**YOUR INSTRUCTIONS**
The data must be written out once more, precisely as given.

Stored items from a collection
##############################
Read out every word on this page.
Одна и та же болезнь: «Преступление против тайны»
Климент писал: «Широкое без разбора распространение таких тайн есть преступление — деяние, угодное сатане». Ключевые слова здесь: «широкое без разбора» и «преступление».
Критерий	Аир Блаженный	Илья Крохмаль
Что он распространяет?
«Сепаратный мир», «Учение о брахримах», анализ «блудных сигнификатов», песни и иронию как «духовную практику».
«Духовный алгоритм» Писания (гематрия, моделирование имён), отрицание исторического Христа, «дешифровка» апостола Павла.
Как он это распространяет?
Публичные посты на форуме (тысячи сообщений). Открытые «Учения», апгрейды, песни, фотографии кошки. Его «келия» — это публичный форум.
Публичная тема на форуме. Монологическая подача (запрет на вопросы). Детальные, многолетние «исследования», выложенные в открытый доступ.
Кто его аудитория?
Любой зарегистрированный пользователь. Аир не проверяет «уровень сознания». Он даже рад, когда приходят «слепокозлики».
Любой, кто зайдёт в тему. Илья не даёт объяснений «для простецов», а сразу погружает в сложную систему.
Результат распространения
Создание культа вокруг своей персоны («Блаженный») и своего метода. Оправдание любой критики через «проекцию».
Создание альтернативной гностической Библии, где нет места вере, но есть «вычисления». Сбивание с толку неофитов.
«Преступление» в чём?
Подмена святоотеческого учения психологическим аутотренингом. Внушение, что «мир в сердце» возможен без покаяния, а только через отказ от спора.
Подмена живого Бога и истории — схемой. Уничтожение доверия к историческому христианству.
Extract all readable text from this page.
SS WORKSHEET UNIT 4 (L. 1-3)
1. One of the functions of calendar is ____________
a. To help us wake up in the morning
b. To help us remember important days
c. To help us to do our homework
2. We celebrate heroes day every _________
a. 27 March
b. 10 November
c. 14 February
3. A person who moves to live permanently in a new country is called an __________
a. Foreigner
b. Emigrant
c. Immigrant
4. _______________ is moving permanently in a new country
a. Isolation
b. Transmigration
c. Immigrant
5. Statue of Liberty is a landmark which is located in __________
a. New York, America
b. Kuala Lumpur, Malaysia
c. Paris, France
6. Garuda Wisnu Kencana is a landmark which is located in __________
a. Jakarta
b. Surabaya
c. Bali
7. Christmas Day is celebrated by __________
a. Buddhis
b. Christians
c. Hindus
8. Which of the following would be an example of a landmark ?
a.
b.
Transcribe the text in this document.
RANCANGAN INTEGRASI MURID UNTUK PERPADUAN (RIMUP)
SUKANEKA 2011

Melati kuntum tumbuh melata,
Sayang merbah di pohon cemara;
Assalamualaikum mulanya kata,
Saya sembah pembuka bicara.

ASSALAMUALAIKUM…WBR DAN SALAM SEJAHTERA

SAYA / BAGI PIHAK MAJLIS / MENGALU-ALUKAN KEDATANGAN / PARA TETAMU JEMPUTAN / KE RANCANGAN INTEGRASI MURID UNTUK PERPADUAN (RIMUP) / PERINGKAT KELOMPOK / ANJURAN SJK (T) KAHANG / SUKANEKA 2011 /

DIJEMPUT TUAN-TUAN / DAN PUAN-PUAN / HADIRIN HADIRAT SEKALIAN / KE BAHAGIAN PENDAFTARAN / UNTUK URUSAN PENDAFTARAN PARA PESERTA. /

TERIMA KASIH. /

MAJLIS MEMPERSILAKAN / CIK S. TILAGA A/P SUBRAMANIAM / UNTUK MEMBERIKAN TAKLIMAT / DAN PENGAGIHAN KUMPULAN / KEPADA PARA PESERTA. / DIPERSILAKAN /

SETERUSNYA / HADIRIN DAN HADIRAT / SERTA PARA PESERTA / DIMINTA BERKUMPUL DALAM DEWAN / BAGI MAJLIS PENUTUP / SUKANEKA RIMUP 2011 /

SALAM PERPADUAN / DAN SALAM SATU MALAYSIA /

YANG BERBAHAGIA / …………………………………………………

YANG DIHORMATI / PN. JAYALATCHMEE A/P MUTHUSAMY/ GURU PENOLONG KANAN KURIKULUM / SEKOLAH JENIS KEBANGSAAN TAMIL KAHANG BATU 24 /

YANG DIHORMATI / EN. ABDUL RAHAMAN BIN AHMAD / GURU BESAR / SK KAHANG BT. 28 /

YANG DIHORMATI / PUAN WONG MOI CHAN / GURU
##############################
**SOLUTION TO THIS EXERCISE**
Read out every word on this page.
Одна и та же болезнь: «Преступление против тайны»
Климент писал: «Широкое без разбора распространение таких тайн есть преступление — деяние, угодное сатане». Ключевые слова здесь: «широкое без разбора» и «преступление».
Критерий	Аир Блаженный	Илья Крохмаль
Что он распространяет?
«Сепаратный мир», «Учение о брахримах», анализ «блудных сигнификатов», песни и иронию как «духовную практику».
«Духовный алгоритм» Писания (гематрия, моделирование имён), отрицание исторического Христа, «дешифровка» апостола Павла.
Как он это распространяет?
Публичные посты на форуме (тысячи сообщений). Открытые «Учения», апгрейды, песни, фотографии кошки. Его «келия» — это публичный форум.
Публичная тема на форуме. Монологическая подача (запрет на вопросы). Детальные, многолетние «исследования», выложенные в открытый доступ.
Кто его аудитория?
Любой зарегистрированный пользователь. Аир не проверяет «уровень сознания». Он даже рад, когда приходят «слепокозлики».
Любой, кто зайдёт в тему. Илья не даёт объяснений «для простецов», а сразу погружает в сложную систему.
Результат распространения
Создание культа вокруг своей персоны («Блаженный») и своего метода. Оправдание любой критики через «проекцию».
Создание альтернативной гностической Библии, где нет места вере, но есть «вычисления». Сбивание с толку неофитов.
«Преступление» в чём?
Подмена святоотеческого учения психологическим аутотренингом. Внушение, что «мир в сердце» возможен без покаяния, а только через отказ от спора.
Подмена живого Бога и истории — схемой. Уничтожение доверия к историческому христианству.
Extract all readable text from this page.
SS WORKSHEET UNIT 4 (L. 1-3)
1. One of the functions of calendar is ____________
a. To help us wake up in the morning
b. To help us remember important days
c. To help us to do our homework
2. We celebrate heroes day every _________
a. 27 March
b. 10 November
c. 14 February
3. A person who moves to live permanently in a new country is called an __________
a. Foreigner
b. Emigrant
c. Immigrant
4. _______________ is moving permanently in a new country
a. Isolation
b. Transmigration
c. Immigrant
5. Statue of Liberty is a landmark which is located in __________
a. New York, America
b. Kuala Lumpur, Malaysia
c. Paris, France
6. Garuda Wisnu Kencana is a landmark which is located in __________
a. Jakarta
b. Surabaya
c. Bali
7. Christmas Day is celebrated by __________
a. Buddhis
b. Christians
c. Hindus
8. Which of the following would be an example of a landmark ?
a.
b.
Transcribe the text in this document.
RANCANGAN INTEGRASI MURID UNTUK PERPADUAN (RIMUP)
SUKANEKA 2011

Melati kuntum tumbuh melata,
Sayang merbah di pohon cemara;
Assalamualaikum mulanya kata,
Saya sembah pembuka bicara.

ASSALAMUALAIKUM…WBR DAN SALAM SEJAHTERA

SAYA / BAGI PIHAK MAJLIS / MENGALU-ALUKAN KEDATANGAN / PARA TETAMU JEMPUTAN / KE RANCANGAN INTEGRASI MURID UNTUK PERPADUAN (RIMUP) / PERINGKAT KELOMPOK / ANJURAN SJK (T) KAHANG / SUKANEKA 2011 /

DIJEMPUT TUAN-TUAN / DAN PUAN-PUAN / HADIRIN HADIRAT SEKALIAN / KE BAHAGIAN PENDAFTARAN / UNTUK URUSAN PENDAFTARAN PARA PESERTA. /

TERIMA KASIH. /

MAJLIS MEMPERSILAKAN / CIK S. TILAGA A/P SUBRAMANIAM / UNTUK MEMBERIKAN TAKLIMAT / DAN PENGAGIHAN KUMPULAN / KEPADA PARA PESERTA. / DIPERSILAKAN /

SETERUSNYA / HADIRIN DAN HADIRAT / SERTA PARA PESERTA / DIMINTA BERKUMPUL DALAM DEWAN / BAGI MAJLIS PENUTUP / SUKANEKA RIMUP 2011 /

SALAM PERPADUAN / DAN SALAM SATU MALAYSIA /

YANG BERBAHAGIA / …………………………………………………

YANG DIHORMATI / PN. JAYALATCHMEE A/P MUTHUSAMY/ GURU PENOLONG KANAN KURIKULUM / SEKOLAH JENIS KEBANGSAAN TAMIL KAHANG BATU 24 /

YANG DIHORMATI / EN. ABDUL RAHAMAN BIN AHMAD / GURU BESAR / SK KAHANG BT. 28 /

YANG DIHORMATI / PUAN WONG MOI CHAN / GURU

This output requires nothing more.